RECORD LIST
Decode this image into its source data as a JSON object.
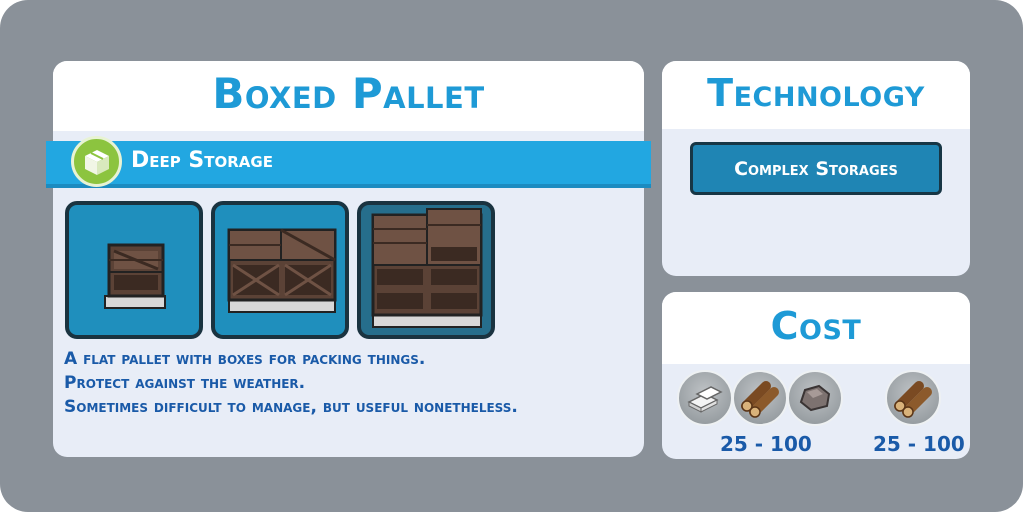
{
  "item": {
    "title": "Boxed Pallet",
    "category": "Deep Storage",
    "category_icon": "box-icon",
    "variants": [
      "small-boxed-pallet",
      "medium-boxed-pallet",
      "large-boxed-pallet"
    ],
    "selected_variant": 3,
    "description": [
      "A flat pallet with boxes for packing things.",
      "Protect against the weather.",
      "Sometimes difficult to manage, but useful nonetheless."
    ]
  },
  "technology": {
    "title": "Technology",
    "button_label": "Complex Storages"
  },
  "cost": {
    "title": "Cost",
    "groups": [
      {
        "resources": [
          "metal-bars-icon",
          "logs-icon",
          "stone-icon"
        ],
        "range": "25 - 100"
      },
      {
        "resources": [
          "logs-icon"
        ],
        "range": "25 - 100"
      }
    ]
  },
  "colors": {
    "accent": "#1e9ad6",
    "banner": "#22a7e1",
    "text": "#1a5aa8",
    "category_icon_bg": "#8cc43f"
  }
}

GOAL OF THE EXERCISE
The data above should be repeated exactly, minus any pictures.

SOLUTION TO THIS EXERCISE
Decode this image into its source data as a JSON object.
{
  "item": {
    "title": "Boxed Pallet",
    "category": "Deep Storage",
    "category_icon": "box-icon",
    "variants": [
      "small-boxed-pallet",
      "medium-boxed-pallet",
      "large-boxed-pallet"
    ],
    "selected_variant": 3,
    "description": [
      "A flat pallet with boxes for packing things.",
      "Protect against the weather.",
      "Sometimes difficult to manage, but useful nonetheless."
    ]
  },
  "technology": {
    "title": "Technology",
    "button_label": "Complex Storages"
  },
  "cost": {
    "title": "Cost",
    "groups": [
      {
        "resources": [
          "metal-bars-icon",
          "logs-icon",
          "stone-icon"
        ],
        "range": "25 - 100"
      },
      {
        "resources": [
          "logs-icon"
        ],
        "range": "25 - 100"
      }
    ]
  },
  "colors": {
    "accent": "#1e9ad6",
    "banner": "#22a7e1",
    "text": "#1a5aa8",
    "category_icon_bg": "#8cc43f"
  }
}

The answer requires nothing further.